The problem: Copy out all lines in the data below containing the string "icon".

Exercise data:

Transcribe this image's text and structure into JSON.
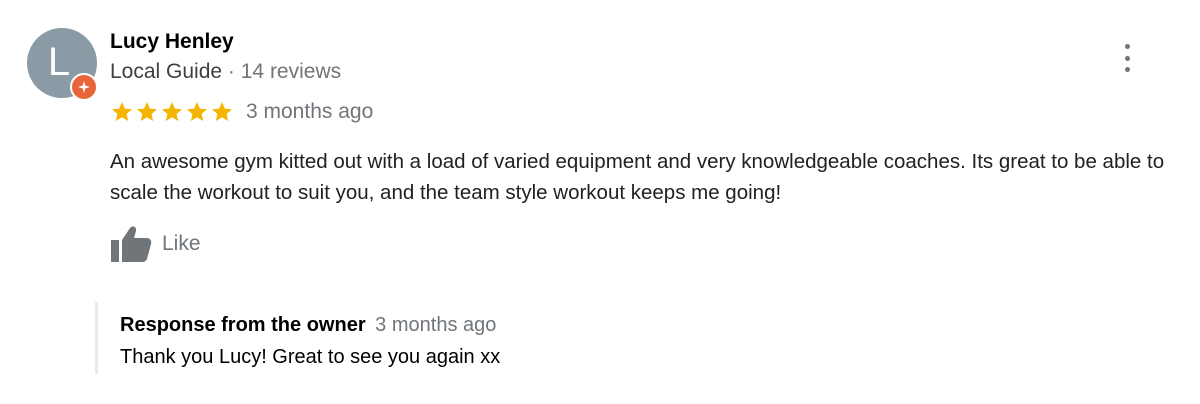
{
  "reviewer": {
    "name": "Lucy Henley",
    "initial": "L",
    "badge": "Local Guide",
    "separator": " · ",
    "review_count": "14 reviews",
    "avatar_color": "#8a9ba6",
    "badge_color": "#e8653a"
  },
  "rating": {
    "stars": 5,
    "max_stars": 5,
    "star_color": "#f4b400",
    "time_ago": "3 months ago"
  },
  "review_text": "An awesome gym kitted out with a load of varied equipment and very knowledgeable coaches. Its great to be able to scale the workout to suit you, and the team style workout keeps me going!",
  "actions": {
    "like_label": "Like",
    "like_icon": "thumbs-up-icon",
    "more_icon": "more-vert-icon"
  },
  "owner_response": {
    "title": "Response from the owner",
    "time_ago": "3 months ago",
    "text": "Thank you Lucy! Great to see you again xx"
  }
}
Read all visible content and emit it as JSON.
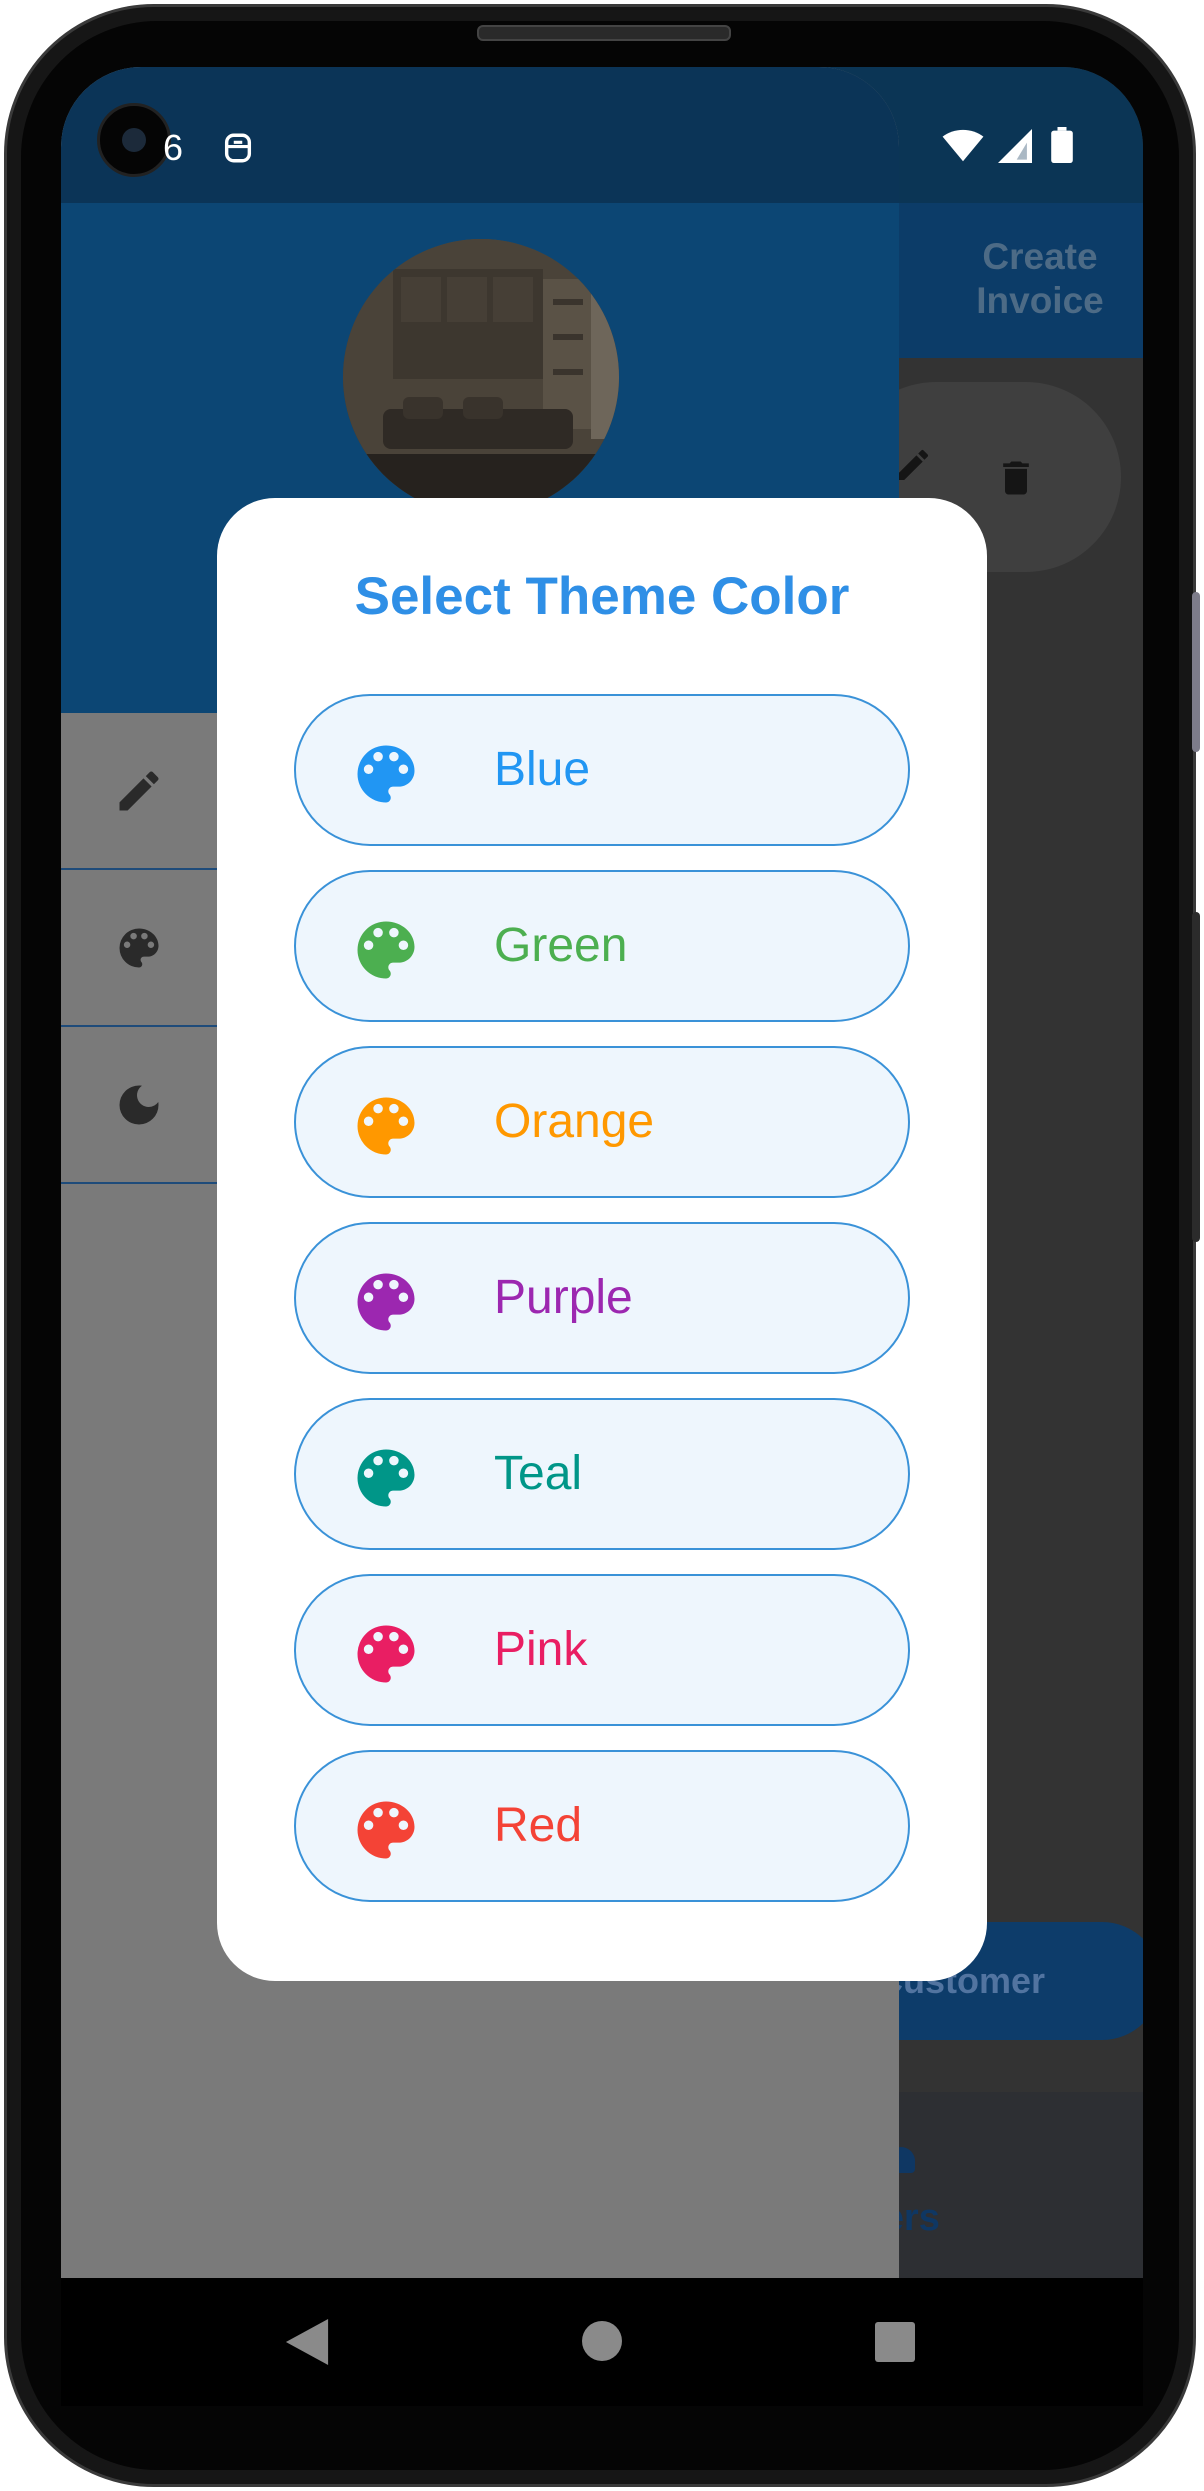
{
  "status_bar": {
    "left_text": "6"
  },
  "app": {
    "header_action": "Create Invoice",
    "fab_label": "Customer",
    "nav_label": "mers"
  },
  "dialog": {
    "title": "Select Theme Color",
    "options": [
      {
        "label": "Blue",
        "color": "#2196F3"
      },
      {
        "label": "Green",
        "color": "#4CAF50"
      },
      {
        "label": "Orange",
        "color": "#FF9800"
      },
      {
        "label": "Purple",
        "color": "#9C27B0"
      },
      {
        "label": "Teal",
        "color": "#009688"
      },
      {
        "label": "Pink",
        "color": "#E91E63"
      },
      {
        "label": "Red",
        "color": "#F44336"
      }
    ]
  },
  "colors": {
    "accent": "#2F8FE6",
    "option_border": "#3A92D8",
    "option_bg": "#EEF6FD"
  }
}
---
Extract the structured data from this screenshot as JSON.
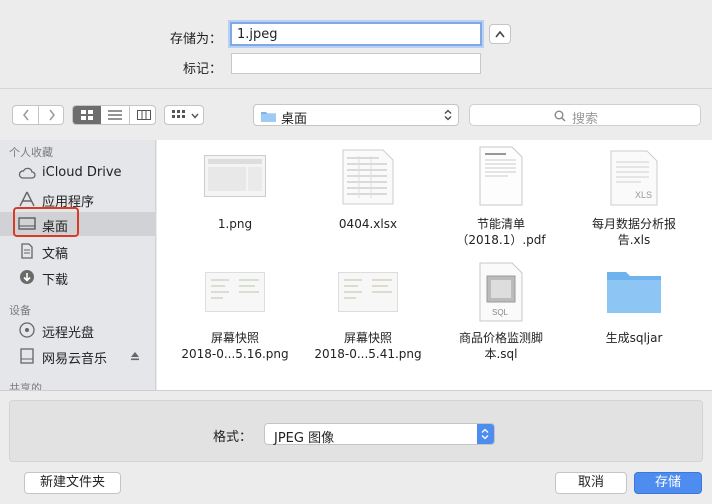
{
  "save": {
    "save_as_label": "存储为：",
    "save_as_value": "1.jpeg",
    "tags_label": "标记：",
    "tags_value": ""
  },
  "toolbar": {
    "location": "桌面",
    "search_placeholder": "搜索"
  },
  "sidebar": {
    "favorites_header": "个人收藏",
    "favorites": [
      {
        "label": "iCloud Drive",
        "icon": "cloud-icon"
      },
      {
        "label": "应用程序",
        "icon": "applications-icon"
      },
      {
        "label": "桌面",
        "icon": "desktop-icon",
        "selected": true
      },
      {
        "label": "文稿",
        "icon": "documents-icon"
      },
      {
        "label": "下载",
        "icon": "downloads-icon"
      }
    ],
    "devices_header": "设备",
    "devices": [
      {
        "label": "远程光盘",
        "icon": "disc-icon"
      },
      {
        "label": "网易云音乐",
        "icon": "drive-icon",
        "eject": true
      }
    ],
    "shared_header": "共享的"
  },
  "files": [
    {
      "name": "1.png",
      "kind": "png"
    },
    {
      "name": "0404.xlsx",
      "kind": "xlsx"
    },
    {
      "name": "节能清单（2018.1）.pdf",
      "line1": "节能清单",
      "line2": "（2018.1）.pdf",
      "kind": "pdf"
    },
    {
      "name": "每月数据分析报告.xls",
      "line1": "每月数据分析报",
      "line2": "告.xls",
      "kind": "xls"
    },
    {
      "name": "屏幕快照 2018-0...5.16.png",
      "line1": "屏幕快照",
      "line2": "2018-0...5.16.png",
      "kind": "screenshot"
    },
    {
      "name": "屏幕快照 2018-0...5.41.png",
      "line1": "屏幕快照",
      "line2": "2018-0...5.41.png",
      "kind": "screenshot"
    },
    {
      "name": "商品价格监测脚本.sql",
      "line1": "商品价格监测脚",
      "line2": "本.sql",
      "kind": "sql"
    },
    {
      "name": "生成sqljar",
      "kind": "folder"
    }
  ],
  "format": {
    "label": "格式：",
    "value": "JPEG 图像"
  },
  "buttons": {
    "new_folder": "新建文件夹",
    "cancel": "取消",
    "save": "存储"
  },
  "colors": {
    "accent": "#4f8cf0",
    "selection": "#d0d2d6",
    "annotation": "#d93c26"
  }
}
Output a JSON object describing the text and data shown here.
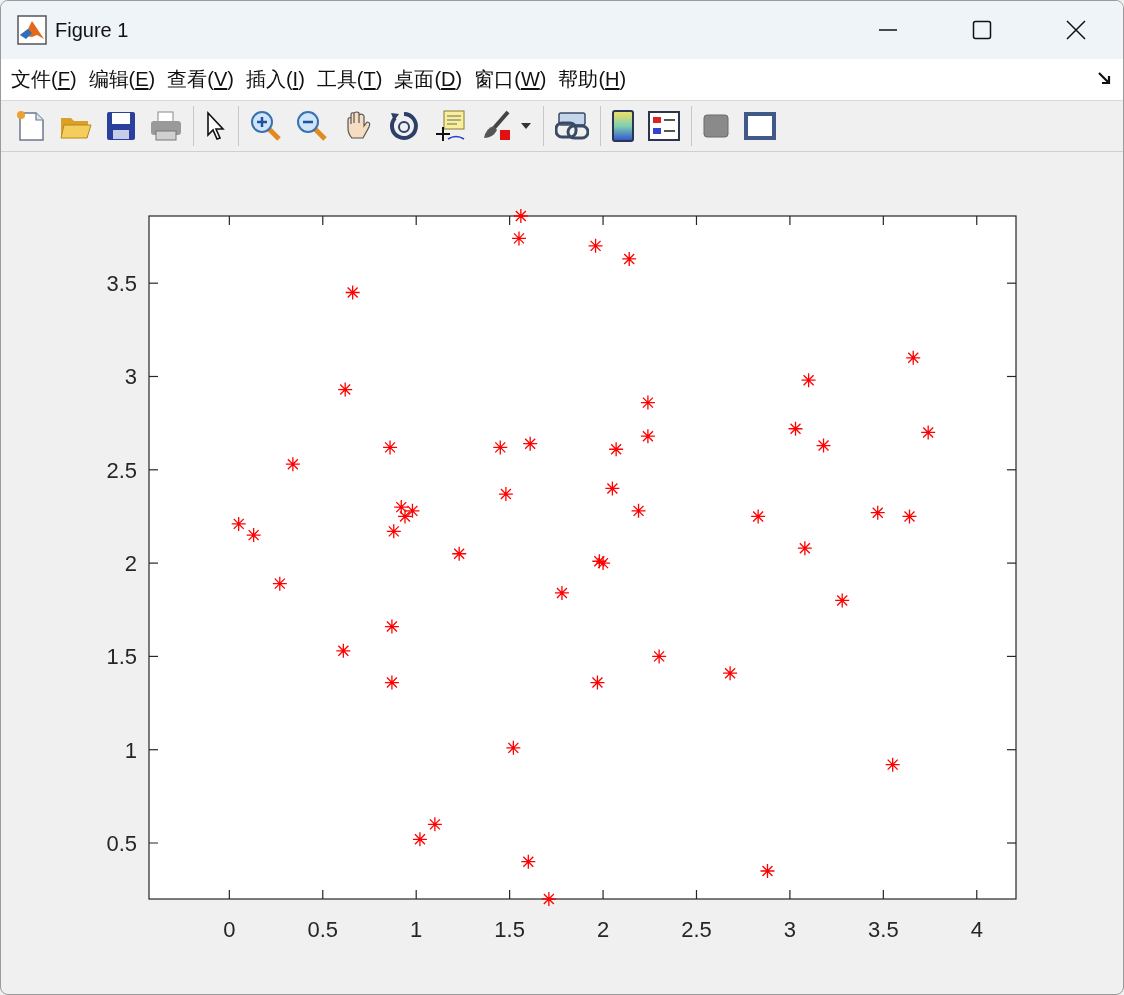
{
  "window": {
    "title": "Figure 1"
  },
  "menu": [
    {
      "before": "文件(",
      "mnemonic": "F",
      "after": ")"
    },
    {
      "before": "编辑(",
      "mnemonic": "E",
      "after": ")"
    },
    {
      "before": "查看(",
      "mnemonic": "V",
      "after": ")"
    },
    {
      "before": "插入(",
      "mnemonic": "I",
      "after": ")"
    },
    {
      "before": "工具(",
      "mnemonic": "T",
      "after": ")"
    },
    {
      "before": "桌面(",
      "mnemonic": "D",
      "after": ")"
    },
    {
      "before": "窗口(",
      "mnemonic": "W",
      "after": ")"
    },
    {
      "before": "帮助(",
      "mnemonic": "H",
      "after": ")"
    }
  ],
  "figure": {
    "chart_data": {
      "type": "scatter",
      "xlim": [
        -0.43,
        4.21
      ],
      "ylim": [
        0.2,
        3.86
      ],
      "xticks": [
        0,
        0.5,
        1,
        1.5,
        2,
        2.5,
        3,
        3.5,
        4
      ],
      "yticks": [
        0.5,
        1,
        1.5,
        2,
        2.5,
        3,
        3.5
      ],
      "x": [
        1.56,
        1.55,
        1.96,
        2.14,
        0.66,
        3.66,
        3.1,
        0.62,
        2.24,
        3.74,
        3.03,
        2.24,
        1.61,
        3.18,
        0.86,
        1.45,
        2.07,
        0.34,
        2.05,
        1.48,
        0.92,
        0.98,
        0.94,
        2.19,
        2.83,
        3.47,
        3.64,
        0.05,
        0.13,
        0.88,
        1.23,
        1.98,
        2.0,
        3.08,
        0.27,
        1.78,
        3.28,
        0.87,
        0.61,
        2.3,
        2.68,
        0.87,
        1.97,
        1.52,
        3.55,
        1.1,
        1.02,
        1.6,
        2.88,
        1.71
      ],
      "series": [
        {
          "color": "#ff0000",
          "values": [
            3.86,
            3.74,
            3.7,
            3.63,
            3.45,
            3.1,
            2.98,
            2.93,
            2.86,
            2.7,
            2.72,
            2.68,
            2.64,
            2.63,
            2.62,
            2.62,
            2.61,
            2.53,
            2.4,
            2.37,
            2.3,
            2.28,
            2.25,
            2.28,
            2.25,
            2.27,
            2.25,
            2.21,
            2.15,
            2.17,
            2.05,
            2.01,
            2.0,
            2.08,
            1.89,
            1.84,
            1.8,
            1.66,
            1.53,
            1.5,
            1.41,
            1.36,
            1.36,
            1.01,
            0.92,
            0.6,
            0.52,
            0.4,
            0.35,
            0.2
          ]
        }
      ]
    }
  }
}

Response to the exercise:
    "like_icon": "thumbs-up-icon",
    "more_icon": "more-vert-icon"
        "icon": "cloud-icon"
        "icon": "applications-icon"
        "icon": "desktop-icon",
        "icon": "documents-icon"
        "icon": "downloads-icon"
        "icon": "disc-icon"
        "icon": "drive-icon",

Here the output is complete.